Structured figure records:
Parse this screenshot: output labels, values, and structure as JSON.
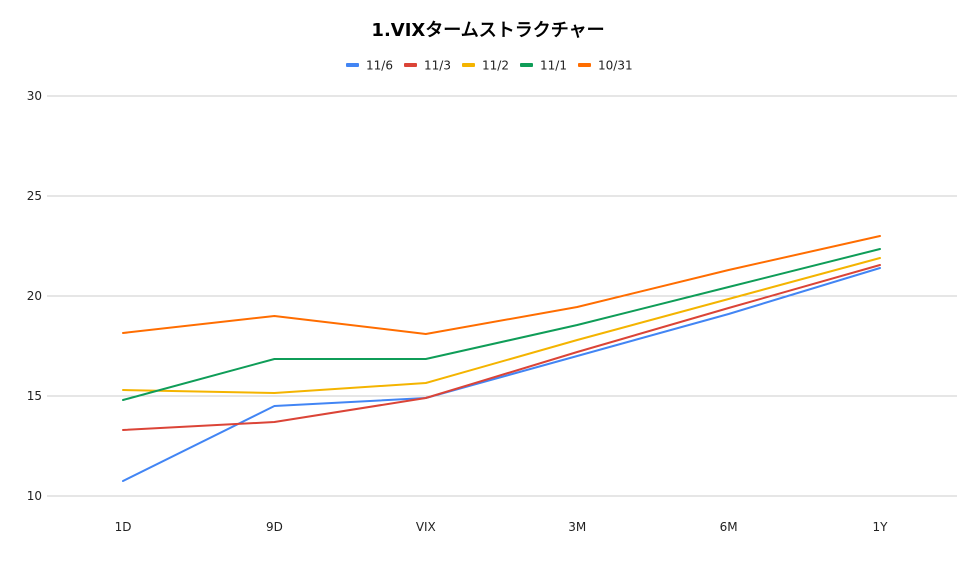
{
  "chart_data": {
    "type": "line",
    "title": "1.VIXタームストラクチャー",
    "xlabel": "",
    "ylabel": "",
    "categories": [
      "1D",
      "9D",
      "VIX",
      "3M",
      "6M",
      "1Y"
    ],
    "ylim": [
      10,
      30
    ],
    "yticks": [
      10,
      15,
      20,
      25,
      30
    ],
    "grid": true,
    "legend_position": "top",
    "series": [
      {
        "name": "11/6",
        "color": "#4285f4",
        "values": [
          10.75,
          14.5,
          14.9,
          17.0,
          19.1,
          21.4
        ]
      },
      {
        "name": "11/3",
        "color": "#db4437",
        "values": [
          13.3,
          13.7,
          14.9,
          17.2,
          19.4,
          21.55
        ]
      },
      {
        "name": "11/2",
        "color": "#f4b400",
        "values": [
          15.3,
          15.15,
          15.65,
          17.8,
          19.85,
          21.9
        ]
      },
      {
        "name": "11/1",
        "color": "#0f9d58",
        "values": [
          14.8,
          16.85,
          16.85,
          18.55,
          20.45,
          22.35
        ]
      },
      {
        "name": "10/31",
        "color": "#ff6d00",
        "values": [
          18.15,
          19.0,
          18.1,
          19.45,
          21.3,
          23.0
        ]
      }
    ]
  }
}
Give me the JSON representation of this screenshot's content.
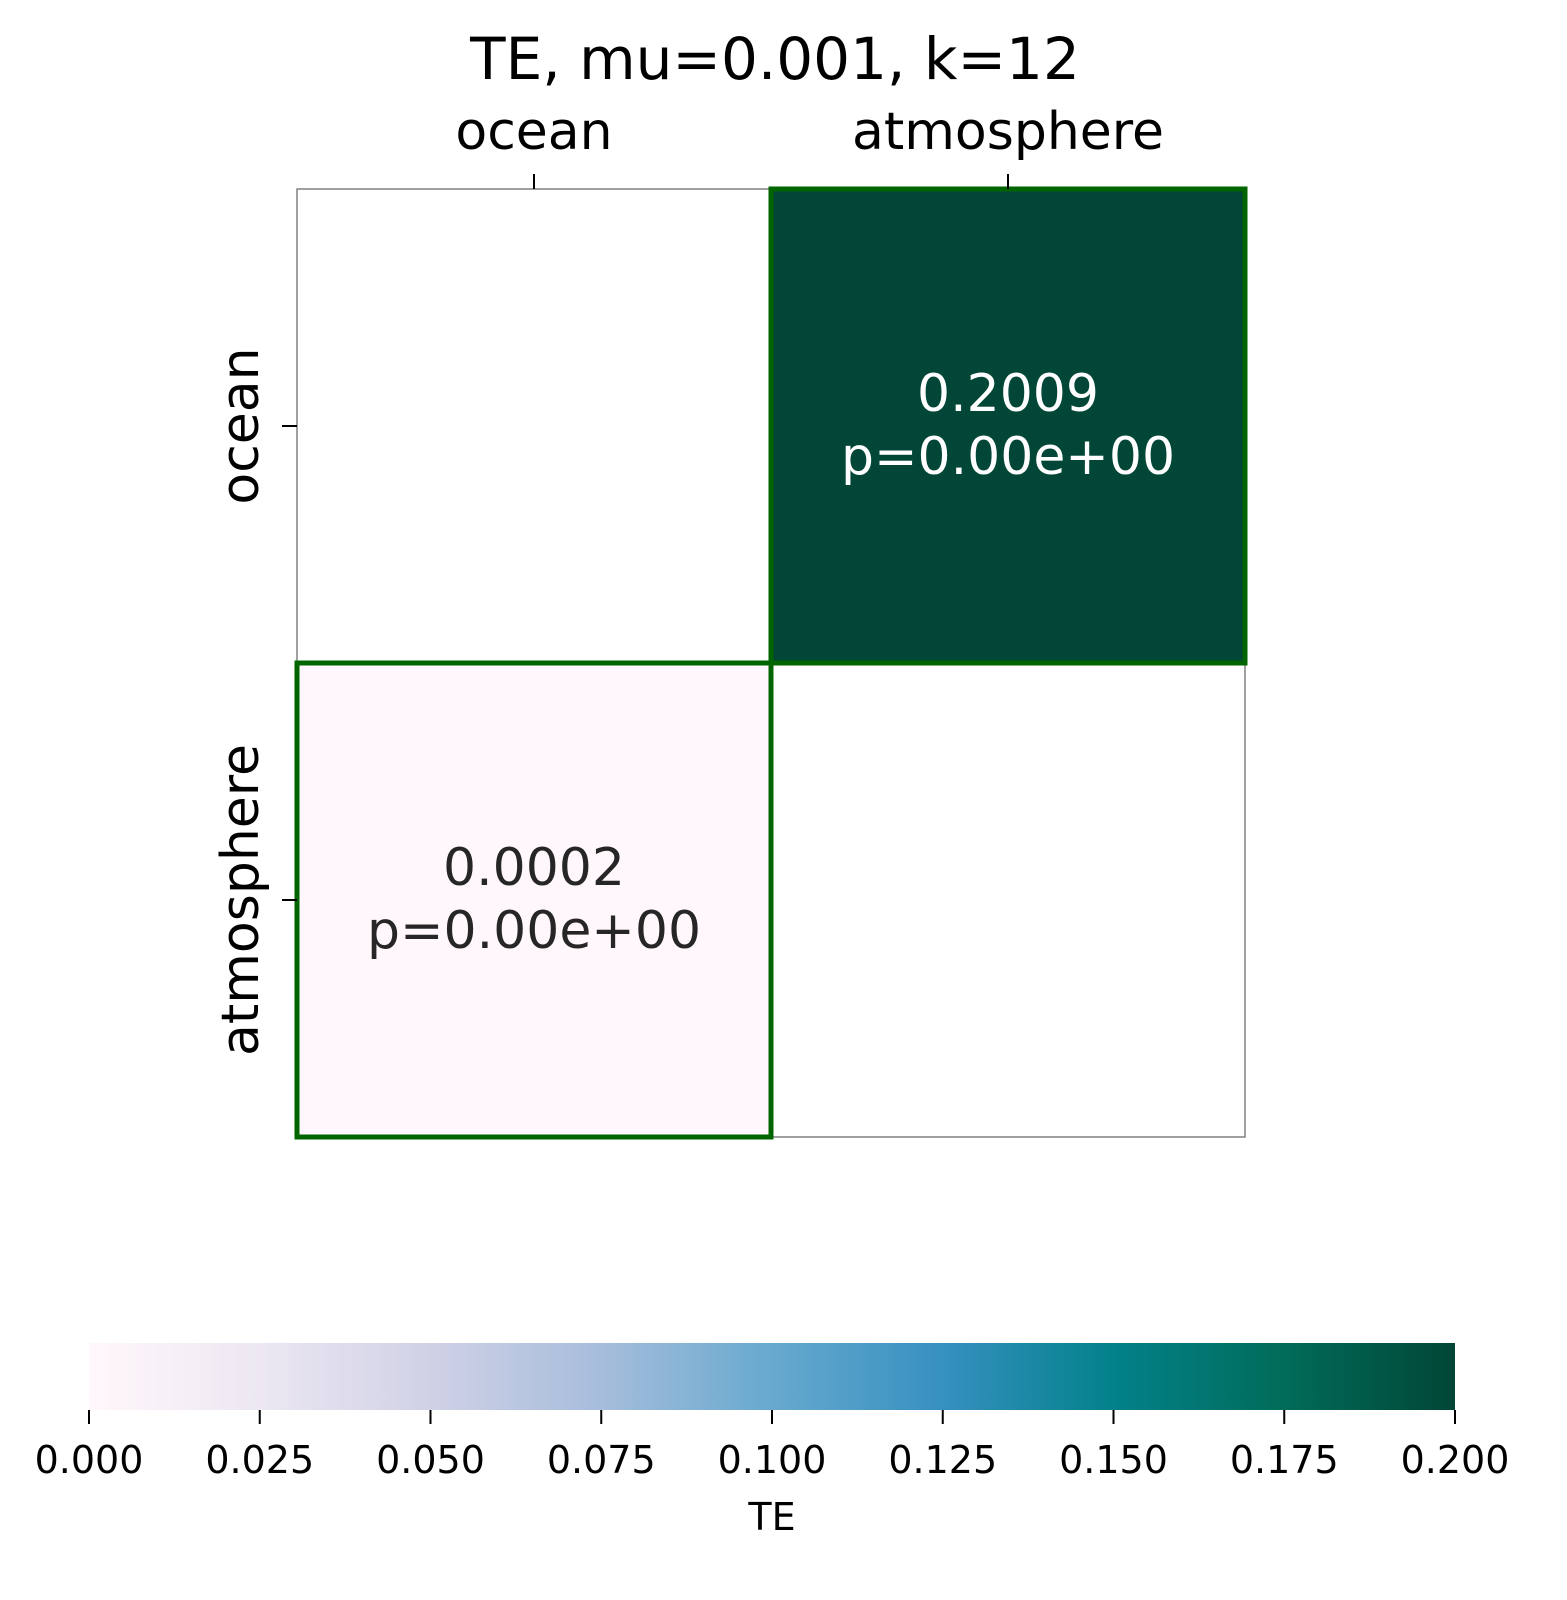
{
  "chart_data": {
    "type": "heatmap",
    "title": "TE, mu=0.001, k=12",
    "x_categories": [
      "ocean",
      "atmosphere"
    ],
    "y_categories": [
      "ocean",
      "atmosphere"
    ],
    "cells": [
      {
        "row": 0,
        "col": 1,
        "value": 0.2009,
        "value_label": "0.2009",
        "p_label": "p=0.00e+00",
        "highlighted": true
      },
      {
        "row": 1,
        "col": 0,
        "value": 0.0002,
        "value_label": "0.0002",
        "p_label": "p=0.00e+00",
        "highlighted": true
      }
    ],
    "missing_cells": [
      {
        "row": 0,
        "col": 0
      },
      {
        "row": 1,
        "col": 1
      }
    ],
    "colorbar": {
      "label": "TE",
      "range": [
        0.0,
        0.2
      ],
      "ticks": [
        0.0,
        0.025,
        0.05,
        0.075,
        0.1,
        0.125,
        0.15,
        0.175,
        0.2
      ],
      "tick_labels": [
        "0.000",
        "0.025",
        "0.050",
        "0.075",
        "0.100",
        "0.125",
        "0.150",
        "0.175",
        "0.200"
      ],
      "orientation": "horizontal",
      "placement": "bottom",
      "colormap": "PuBuGn",
      "colors": [
        "#fff7fb",
        "#ece7f2",
        "#d0d1e6",
        "#a6bddb",
        "#67a9cf",
        "#3690c0",
        "#02818a",
        "#016c59",
        "#014636"
      ]
    },
    "highlight_color": "#006400",
    "annotation_colors": {
      "dark_text": "#262626",
      "light_text": "#ffffff"
    }
  }
}
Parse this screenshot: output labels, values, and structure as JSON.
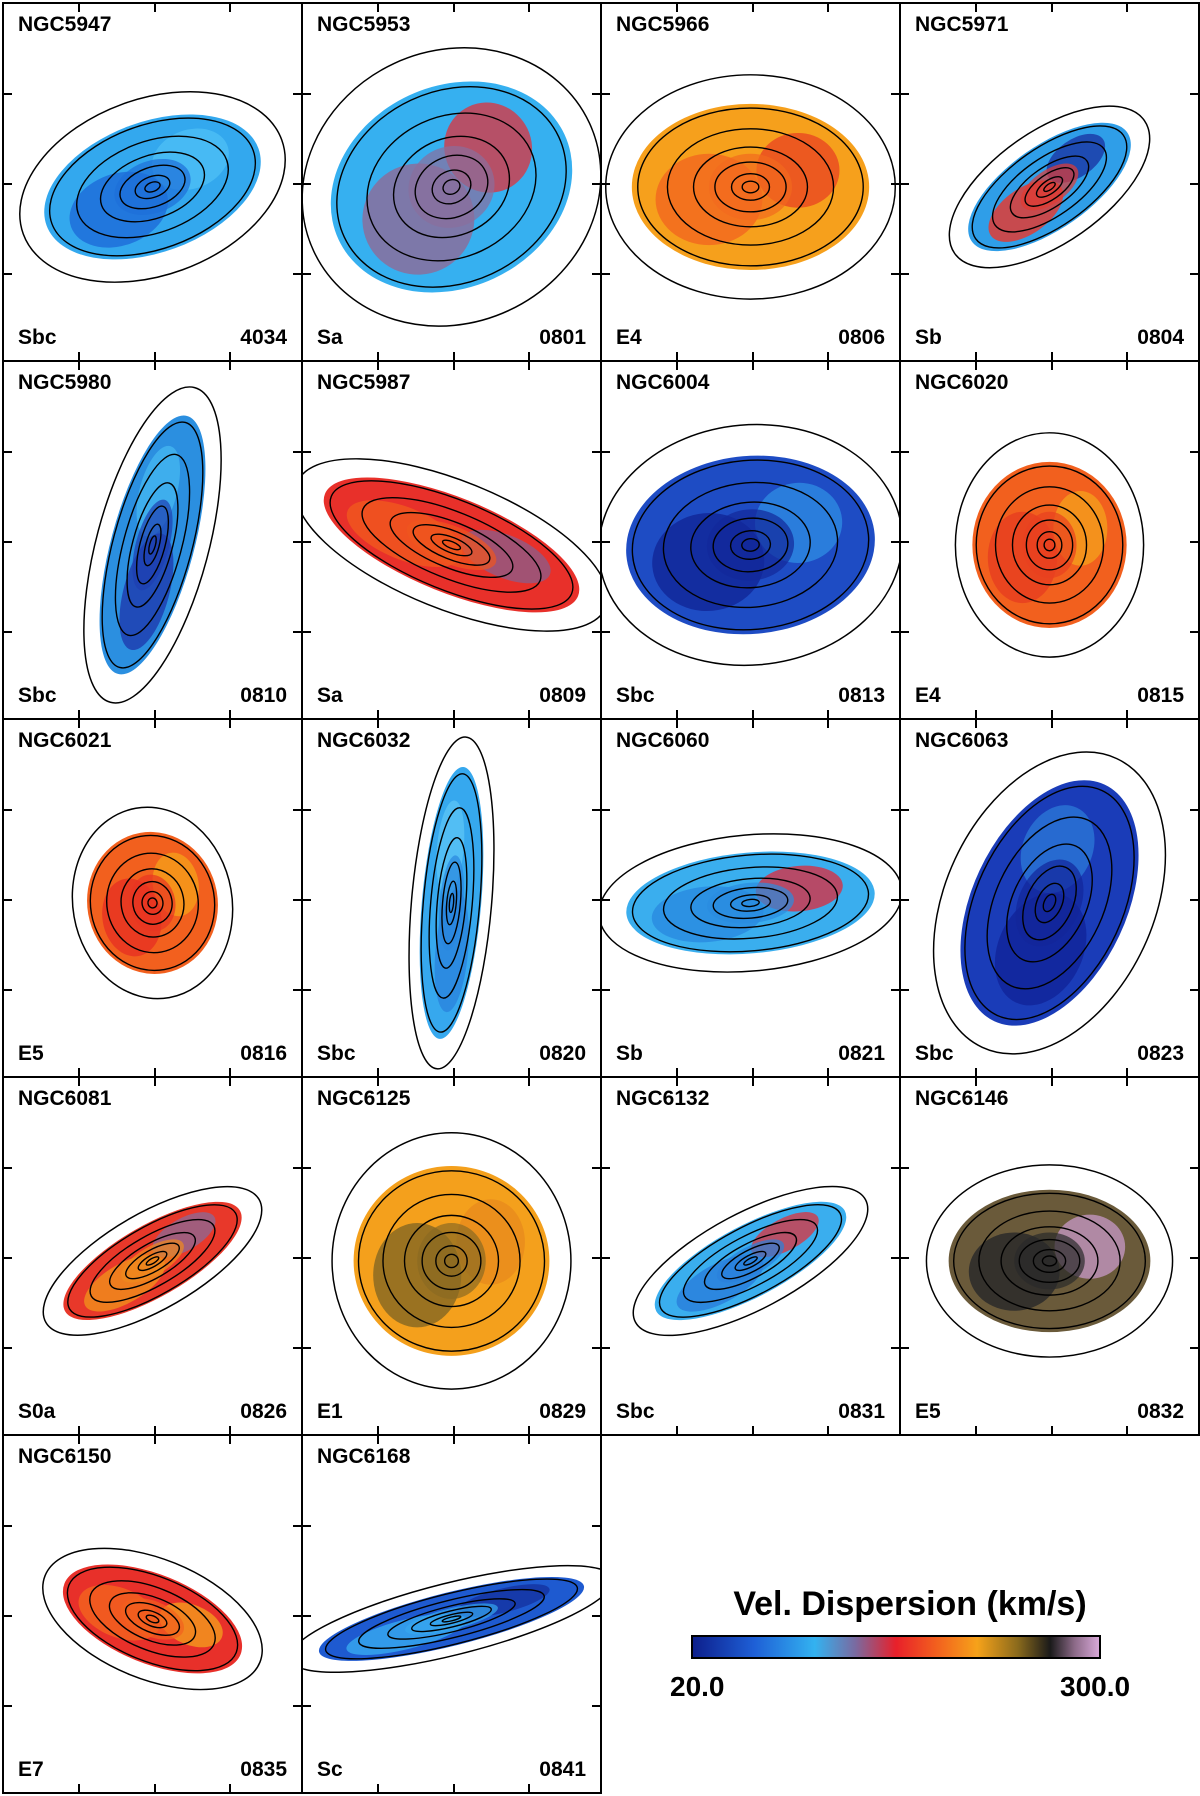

== Exercise goal ==
Reproduce all of the entries word for word, skipping any pictures they hold.

== Full output ==
Parse this screenshot: output labels, values, and structure as JSON.
{
  "chart_data": {
    "type": "line",
    "title": "1.VIXタームストラクチャー",
    "xlabel": "",
    "ylabel": "",
    "categories": [
      "1D",
      "9D",
      "VIX",
      "3M",
      "6M",
      "1Y"
    ],
    "ylim": [
      10,
      30
    ],
    "yticks": [
      10,
      15,
      20,
      25,
      30
    ],
    "grid": true,
    "legend_position": "top",
    "series": [
      {
        "name": "11/6",
        "color": "#4285f4",
        "values": [
          10.75,
          14.5,
          14.9,
          17.0,
          19.1,
          21.4
        ]
      },
      {
        "name": "11/3",
        "color": "#db4437",
        "values": [
          13.3,
          13.7,
          14.9,
          17.2,
          19.4,
          21.55
        ]
      },
      {
        "name": "11/2",
        "color": "#f4b400",
        "values": [
          15.3,
          15.15,
          15.65,
          17.8,
          19.85,
          21.9
        ]
      },
      {
        "name": "11/1",
        "color": "#0f9d58",
        "values": [
          14.8,
          16.85,
          16.85,
          18.55,
          20.45,
          22.35
        ]
      },
      {
        "name": "10/31",
        "color": "#ff6d00",
        "values": [
          18.15,
          19.0,
          18.1,
          19.45,
          21.3,
          23.0
        ]
      }
    ]
  }
}
Give me the JSON representation of this screenshot's content.
{
  "chart_data": {
    "type": "heatmap",
    "title": "TE, mu=0.001, k=12",
    "x_categories": [
      "ocean",
      "atmosphere"
    ],
    "y_categories": [
      "ocean",
      "atmosphere"
    ],
    "cells": [
      {
        "row": 0,
        "col": 1,
        "value": 0.2009,
        "value_label": "0.2009",
        "p_label": "p=0.00e+00",
        "highlighted": true
      },
      {
        "row": 1,
        "col": 0,
        "value": 0.0002,
        "value_label": "0.0002",
        "p_label": "p=0.00e+00",
        "highlighted": true
      }
    ],
    "missing_cells": [
      {
        "row": 0,
        "col": 0
      },
      {
        "row": 1,
        "col": 1
      }
    ],
    "colorbar": {
      "label": "TE",
      "range": [
        0.0,
        0.2
      ],
      "ticks": [
        0.0,
        0.025,
        0.05,
        0.075,
        0.1,
        0.125,
        0.15,
        0.175,
        0.2
      ],
      "tick_labels": [
        "0.000",
        "0.025",
        "0.050",
        "0.075",
        "0.100",
        "0.125",
        "0.150",
        "0.175",
        "0.200"
      ],
      "orientation": "horizontal",
      "placement": "bottom",
      "colormap": "PuBuGn",
      "colors": [
        "#fff7fb",
        "#ece7f2",
        "#d0d1e6",
        "#a6bddb",
        "#67a9cf",
        "#3690c0",
        "#02818a",
        "#016c59",
        "#014636"
      ]
    },
    "highlight_color": "#006400",
    "annotation_colors": {
      "dark_text": "#262626",
      "light_text": "#ffffff"
    }
  }
}
Parse this screenshot: output labels, values, and structure as JSON.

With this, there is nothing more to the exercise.